Exercise aim: Transcribe the entries that follow, word for word.

........

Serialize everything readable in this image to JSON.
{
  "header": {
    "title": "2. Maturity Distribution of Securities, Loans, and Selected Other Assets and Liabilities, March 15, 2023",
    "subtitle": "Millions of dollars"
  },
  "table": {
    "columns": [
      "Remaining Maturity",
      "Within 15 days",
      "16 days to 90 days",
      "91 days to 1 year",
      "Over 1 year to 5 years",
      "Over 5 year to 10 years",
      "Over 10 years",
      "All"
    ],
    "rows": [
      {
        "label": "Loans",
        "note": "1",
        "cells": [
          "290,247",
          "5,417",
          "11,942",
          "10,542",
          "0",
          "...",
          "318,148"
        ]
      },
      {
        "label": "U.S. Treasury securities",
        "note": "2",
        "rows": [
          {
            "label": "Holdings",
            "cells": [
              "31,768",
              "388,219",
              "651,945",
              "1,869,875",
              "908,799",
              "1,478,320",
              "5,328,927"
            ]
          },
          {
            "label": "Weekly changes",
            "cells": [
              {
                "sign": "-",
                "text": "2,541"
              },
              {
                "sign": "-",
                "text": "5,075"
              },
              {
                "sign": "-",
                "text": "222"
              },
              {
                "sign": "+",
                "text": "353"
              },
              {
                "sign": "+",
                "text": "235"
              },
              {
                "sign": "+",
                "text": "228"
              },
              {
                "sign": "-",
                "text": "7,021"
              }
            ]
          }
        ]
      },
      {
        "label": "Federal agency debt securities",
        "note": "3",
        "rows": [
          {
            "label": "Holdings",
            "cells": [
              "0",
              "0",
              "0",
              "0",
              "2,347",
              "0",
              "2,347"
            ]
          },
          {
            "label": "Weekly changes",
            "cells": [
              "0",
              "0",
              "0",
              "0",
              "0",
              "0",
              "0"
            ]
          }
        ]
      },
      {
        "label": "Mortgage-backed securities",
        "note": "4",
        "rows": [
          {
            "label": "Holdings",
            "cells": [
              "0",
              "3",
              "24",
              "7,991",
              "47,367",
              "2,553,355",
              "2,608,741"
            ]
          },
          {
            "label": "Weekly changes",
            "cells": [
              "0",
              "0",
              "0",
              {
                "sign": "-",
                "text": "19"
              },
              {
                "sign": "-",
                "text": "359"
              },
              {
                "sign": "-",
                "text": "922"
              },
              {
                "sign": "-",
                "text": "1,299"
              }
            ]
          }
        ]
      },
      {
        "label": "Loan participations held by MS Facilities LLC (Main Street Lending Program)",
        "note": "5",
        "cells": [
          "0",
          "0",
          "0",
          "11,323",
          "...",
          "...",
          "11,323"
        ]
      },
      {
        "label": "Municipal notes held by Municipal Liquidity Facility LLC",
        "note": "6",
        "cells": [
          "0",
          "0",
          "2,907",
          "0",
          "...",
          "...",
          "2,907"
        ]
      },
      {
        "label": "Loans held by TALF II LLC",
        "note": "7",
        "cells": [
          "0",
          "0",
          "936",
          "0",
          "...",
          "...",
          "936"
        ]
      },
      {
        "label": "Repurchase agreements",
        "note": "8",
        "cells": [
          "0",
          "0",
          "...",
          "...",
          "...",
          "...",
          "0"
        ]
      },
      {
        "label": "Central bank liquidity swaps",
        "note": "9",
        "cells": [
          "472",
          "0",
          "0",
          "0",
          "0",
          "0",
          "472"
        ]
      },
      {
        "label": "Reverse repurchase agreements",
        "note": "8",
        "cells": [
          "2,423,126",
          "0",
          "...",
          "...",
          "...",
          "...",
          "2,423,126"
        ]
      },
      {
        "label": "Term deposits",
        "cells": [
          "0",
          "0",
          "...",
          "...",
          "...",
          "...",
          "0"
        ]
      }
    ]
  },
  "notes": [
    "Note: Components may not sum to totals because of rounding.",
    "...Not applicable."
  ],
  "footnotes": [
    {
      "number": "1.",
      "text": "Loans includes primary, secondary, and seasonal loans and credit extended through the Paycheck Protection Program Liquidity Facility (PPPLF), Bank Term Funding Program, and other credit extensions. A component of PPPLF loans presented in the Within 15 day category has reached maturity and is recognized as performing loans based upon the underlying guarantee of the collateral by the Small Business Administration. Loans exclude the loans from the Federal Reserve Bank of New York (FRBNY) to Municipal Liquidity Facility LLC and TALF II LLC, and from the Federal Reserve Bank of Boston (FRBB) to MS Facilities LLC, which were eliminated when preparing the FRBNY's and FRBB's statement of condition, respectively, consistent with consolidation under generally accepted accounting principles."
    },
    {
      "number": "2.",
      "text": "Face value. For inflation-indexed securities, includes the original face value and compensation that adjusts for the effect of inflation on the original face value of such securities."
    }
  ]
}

........

Result of the task:
Serialize everything readable in this image to JSON.
{
  "header": {
    "title": "2. Maturity Distribution of Securities, Loans, and Selected Other Assets and Liabilities, March 15, 2023",
    "subtitle": "Millions of dollars"
  },
  "table": {
    "columns": [
      "Remaining Maturity",
      "Within 15 days",
      "16 days to 90 days",
      "91 days to 1 year",
      "Over 1 year to 5 years",
      "Over 5 year to 10 years",
      "Over 10 years",
      "All"
    ],
    "rows": [
      {
        "label": "Loans",
        "note": "1",
        "cells": [
          "290,247",
          "5,417",
          "11,942",
          "10,542",
          "0",
          "...",
          "318,148"
        ]
      },
      {
        "label": "U.S. Treasury securities",
        "note": "2",
        "rows": [
          {
            "label": "Holdings",
            "cells": [
              "31,768",
              "388,219",
              "651,945",
              "1,869,875",
              "908,799",
              "1,478,320",
              "5,328,927"
            ]
          },
          {
            "label": "Weekly changes",
            "cells": [
              {
                "sign": "-",
                "text": "2,541"
              },
              {
                "sign": "-",
                "text": "5,075"
              },
              {
                "sign": "-",
                "text": "222"
              },
              {
                "sign": "+",
                "text": "353"
              },
              {
                "sign": "+",
                "text": "235"
              },
              {
                "sign": "+",
                "text": "228"
              },
              {
                "sign": "-",
                "text": "7,021"
              }
            ]
          }
        ]
      },
      {
        "label": "Federal agency debt securities",
        "note": "3",
        "rows": [
          {
            "label": "Holdings",
            "cells": [
              "0",
              "0",
              "0",
              "0",
              "2,347",
              "0",
              "2,347"
            ]
          },
          {
            "label": "Weekly changes",
            "cells": [
              "0",
              "0",
              "0",
              "0",
              "0",
              "0",
              "0"
            ]
          }
        ]
      },
      {
        "label": "Mortgage-backed securities",
        "note": "4",
        "rows": [
          {
            "label": "Holdings",
            "cells": [
              "0",
              "3",
              "24",
              "7,991",
              "47,367",
              "2,553,355",
              "2,608,741"
            ]
          },
          {
            "label": "Weekly changes",
            "cells": [
              "0",
              "0",
              "0",
              {
                "sign": "-",
                "text": "19"
              },
              {
                "sign": "-",
                "text": "359"
              },
              {
                "sign": "-",
                "text": "922"
              },
              {
                "sign": "-",
                "text": "1,299"
              }
            ]
          }
        ]
      },
      {
        "label": "Loan participations held by MS Facilities LLC (Main Street Lending Program)",
        "note": "5",
        "cells": [
          "0",
          "0",
          "0",
          "11,323",
          "...",
          "...",
          "11,323"
        ]
      },
      {
        "label": "Municipal notes held by Municipal Liquidity Facility LLC",
        "note": "6",
        "cells": [
          "0",
          "0",
          "2,907",
          "0",
          "...",
          "...",
          "2,907"
        ]
      },
      {
        "label": "Loans held by TALF II LLC",
        "note": "7",
        "cells": [
          "0",
          "0",
          "936",
          "0",
          "...",
          "...",
          "936"
        ]
      },
      {
        "label": "Repurchase agreements",
        "note": "8",
        "cells": [
          "0",
          "0",
          "...",
          "...",
          "...",
          "...",
          "0"
        ]
      },
      {
        "label": "Central bank liquidity swaps",
        "note": "9",
        "cells": [
          "472",
          "0",
          "0",
          "0",
          "0",
          "0",
          "472"
        ]
      },
      {
        "label": "Reverse repurchase agreements",
        "note": "8",
        "cells": [
          "2,423,126",
          "0",
          "...",
          "...",
          "...",
          "...",
          "2,423,126"
        ]
      },
      {
        "label": "Term deposits",
        "cells": [
          "0",
          "0",
          "...",
          "...",
          "...",
          "...",
          "0"
        ]
      }
    ]
  },
  "notes": [
    "Note: Components may not sum to totals because of rounding.",
    "...Not applicable."
  ],
  "footnotes": [
    {
      "number": "1.",
      "text": "Loans includes primary, secondary, and seasonal loans and credit extended through the Paycheck Protection Program Liquidity Facility (PPPLF), Bank Term Funding Program, and other credit extensions. A component of PPPLF loans presented in the Within 15 day category has reached maturity and is recognized as performing loans based upon the underlying guarantee of the collateral by the Small Business Administration. Loans exclude the loans from the Federal Reserve Bank of New York (FRBNY) to Municipal Liquidity Facility LLC and TALF II LLC, and from the Federal Reserve Bank of Boston (FRBB) to MS Facilities LLC, which were eliminated when preparing the FRBNY's and FRBB's statement of condition, respectively, consistent with consolidation under generally accepted accounting principles."
    },
    {
      "number": "2.",
      "text": "Face value. For inflation-indexed securities, includes the original face value and compensation that adjusts for the effect of inflation on the original face value of such securities."
    }
  ]
}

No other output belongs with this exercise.